The listing below is the input. Say how many of its lines contain "this", giving the number alone.
▽
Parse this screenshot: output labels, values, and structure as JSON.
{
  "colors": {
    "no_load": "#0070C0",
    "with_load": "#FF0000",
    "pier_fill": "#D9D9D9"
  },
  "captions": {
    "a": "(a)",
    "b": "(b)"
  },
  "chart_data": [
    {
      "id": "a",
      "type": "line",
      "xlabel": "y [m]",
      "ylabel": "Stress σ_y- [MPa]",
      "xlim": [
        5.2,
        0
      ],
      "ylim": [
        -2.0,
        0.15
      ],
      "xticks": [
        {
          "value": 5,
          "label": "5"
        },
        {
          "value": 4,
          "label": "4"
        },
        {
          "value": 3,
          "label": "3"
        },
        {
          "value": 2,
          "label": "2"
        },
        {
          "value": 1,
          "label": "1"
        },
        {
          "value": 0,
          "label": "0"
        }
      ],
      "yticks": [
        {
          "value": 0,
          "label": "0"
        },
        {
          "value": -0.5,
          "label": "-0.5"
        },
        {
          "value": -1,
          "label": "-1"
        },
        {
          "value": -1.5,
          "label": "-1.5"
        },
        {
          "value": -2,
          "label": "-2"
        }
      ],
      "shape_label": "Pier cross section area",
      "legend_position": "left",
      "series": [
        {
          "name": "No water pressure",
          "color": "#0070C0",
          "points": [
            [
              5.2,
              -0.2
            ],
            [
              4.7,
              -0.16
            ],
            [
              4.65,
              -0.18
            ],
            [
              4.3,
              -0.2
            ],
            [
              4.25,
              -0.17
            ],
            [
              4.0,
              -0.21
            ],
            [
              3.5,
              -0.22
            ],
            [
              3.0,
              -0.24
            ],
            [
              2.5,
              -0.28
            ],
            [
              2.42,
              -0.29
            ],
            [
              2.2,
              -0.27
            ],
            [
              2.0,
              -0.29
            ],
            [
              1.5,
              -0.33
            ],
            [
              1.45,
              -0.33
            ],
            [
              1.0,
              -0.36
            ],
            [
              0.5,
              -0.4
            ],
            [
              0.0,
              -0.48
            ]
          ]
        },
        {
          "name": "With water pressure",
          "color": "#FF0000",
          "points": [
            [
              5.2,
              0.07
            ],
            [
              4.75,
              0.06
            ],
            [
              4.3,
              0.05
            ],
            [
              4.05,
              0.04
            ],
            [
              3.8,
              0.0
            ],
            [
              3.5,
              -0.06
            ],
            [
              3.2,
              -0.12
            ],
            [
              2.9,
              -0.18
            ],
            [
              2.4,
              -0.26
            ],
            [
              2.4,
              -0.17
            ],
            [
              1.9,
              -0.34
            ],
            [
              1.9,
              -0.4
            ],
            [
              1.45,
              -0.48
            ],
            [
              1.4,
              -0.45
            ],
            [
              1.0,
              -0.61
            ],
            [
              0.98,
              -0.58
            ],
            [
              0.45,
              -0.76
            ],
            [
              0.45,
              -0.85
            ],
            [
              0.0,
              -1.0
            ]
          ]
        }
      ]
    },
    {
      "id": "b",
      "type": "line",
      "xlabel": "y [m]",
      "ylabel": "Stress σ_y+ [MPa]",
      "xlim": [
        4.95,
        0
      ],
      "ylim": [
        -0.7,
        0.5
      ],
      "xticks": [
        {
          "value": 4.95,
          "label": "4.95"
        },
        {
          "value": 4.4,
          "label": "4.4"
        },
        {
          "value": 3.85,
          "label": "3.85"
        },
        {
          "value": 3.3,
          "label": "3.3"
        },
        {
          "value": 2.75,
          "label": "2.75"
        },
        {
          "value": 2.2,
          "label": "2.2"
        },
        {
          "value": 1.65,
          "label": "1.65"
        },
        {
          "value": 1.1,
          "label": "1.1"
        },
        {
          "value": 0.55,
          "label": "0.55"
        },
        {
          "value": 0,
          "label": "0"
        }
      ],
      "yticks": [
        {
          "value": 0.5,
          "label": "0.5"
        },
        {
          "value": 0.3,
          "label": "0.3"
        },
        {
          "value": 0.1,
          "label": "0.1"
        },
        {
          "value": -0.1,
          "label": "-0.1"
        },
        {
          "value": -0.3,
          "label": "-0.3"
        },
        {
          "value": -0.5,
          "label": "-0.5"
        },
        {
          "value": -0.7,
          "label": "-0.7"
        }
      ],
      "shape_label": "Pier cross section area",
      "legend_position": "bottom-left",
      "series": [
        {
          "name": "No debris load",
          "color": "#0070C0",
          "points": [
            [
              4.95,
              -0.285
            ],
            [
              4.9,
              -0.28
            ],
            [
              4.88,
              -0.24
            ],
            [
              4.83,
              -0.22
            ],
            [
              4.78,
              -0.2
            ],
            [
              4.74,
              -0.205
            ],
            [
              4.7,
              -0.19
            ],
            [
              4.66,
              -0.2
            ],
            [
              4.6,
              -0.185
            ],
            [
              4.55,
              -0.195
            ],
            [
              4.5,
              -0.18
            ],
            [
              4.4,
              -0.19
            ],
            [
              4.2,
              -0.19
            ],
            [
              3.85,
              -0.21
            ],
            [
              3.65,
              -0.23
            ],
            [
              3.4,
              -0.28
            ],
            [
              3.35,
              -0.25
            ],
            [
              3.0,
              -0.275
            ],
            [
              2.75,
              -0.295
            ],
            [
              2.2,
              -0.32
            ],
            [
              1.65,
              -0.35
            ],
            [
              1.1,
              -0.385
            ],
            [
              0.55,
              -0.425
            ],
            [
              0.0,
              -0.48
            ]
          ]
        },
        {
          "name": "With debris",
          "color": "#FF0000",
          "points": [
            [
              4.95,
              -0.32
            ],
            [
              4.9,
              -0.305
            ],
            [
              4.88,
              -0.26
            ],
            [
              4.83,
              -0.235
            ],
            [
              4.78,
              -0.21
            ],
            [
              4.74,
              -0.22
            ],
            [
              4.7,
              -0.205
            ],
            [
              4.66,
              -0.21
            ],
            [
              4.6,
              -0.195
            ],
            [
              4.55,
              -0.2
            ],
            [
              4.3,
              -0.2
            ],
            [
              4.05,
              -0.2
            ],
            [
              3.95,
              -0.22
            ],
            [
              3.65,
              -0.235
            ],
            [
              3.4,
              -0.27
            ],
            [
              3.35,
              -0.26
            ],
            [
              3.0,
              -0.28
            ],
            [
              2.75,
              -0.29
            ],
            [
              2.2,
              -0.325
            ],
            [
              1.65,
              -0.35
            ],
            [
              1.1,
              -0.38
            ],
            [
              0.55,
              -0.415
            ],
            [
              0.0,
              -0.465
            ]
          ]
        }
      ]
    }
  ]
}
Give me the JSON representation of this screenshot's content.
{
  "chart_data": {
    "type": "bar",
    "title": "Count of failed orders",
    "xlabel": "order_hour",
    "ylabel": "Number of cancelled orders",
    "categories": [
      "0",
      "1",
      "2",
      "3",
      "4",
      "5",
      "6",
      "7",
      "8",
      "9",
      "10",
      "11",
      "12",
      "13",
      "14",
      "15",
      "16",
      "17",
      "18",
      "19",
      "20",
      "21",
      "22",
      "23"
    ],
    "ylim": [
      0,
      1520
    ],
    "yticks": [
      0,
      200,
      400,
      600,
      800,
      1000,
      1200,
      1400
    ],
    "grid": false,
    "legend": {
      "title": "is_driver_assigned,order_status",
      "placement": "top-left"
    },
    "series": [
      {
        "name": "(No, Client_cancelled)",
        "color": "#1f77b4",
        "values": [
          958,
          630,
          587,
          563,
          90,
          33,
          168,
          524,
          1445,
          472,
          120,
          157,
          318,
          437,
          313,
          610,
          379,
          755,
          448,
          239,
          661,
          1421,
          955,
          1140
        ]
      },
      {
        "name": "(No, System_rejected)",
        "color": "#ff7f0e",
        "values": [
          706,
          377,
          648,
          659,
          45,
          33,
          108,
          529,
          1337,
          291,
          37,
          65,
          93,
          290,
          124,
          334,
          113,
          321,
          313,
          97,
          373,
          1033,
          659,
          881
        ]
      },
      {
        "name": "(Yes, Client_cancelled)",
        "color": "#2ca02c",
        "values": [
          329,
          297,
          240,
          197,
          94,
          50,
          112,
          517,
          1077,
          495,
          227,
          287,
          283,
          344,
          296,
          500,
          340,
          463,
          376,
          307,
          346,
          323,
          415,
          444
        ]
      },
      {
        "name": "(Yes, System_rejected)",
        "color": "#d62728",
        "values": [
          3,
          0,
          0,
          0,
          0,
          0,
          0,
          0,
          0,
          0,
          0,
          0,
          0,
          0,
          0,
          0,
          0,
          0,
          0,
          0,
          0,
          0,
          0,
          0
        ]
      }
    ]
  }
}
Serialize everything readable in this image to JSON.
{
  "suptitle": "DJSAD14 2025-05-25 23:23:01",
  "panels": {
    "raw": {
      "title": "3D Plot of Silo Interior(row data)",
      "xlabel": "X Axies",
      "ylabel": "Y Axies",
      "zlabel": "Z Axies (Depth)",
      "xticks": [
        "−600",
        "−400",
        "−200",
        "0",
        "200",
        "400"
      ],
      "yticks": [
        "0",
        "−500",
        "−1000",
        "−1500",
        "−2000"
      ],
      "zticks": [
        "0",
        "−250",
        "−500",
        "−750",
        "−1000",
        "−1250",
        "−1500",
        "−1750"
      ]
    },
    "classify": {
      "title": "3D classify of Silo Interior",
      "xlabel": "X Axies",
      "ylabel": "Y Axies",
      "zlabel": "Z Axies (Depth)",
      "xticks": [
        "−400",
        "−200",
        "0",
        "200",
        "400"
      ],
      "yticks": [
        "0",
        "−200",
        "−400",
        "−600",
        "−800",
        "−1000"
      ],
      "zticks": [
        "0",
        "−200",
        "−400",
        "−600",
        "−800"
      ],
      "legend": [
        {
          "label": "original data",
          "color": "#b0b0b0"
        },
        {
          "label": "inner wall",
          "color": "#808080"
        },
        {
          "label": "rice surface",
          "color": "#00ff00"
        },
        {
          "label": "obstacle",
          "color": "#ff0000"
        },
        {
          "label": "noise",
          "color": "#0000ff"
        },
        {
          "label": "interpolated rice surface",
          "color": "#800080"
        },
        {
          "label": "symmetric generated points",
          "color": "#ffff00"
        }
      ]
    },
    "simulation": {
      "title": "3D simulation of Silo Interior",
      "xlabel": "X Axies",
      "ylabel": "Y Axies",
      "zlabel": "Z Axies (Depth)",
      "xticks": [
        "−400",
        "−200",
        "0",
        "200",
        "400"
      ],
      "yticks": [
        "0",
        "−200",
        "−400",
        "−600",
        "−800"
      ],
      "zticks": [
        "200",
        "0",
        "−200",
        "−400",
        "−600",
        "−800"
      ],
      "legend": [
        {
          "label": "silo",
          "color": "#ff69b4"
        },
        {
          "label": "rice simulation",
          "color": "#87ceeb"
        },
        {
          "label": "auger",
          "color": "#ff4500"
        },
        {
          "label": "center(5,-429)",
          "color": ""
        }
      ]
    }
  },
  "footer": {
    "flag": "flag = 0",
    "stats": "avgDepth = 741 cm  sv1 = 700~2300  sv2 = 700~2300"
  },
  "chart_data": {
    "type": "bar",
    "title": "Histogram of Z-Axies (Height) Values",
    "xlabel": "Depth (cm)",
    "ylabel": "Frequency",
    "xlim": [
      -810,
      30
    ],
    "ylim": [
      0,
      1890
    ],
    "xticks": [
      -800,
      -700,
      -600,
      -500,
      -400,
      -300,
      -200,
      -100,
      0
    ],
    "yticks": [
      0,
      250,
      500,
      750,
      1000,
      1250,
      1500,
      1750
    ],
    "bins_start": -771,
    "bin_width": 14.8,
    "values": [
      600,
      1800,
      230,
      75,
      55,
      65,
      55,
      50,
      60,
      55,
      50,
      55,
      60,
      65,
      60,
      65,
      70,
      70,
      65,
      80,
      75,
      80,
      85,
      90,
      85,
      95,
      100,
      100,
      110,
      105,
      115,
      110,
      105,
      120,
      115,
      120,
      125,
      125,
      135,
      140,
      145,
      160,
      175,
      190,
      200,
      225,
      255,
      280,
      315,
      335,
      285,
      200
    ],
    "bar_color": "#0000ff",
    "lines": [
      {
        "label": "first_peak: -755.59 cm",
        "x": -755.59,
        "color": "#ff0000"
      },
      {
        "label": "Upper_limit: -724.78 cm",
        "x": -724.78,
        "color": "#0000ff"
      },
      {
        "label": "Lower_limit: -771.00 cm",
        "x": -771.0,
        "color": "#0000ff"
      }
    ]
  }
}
△
TASK RESPONSE »
3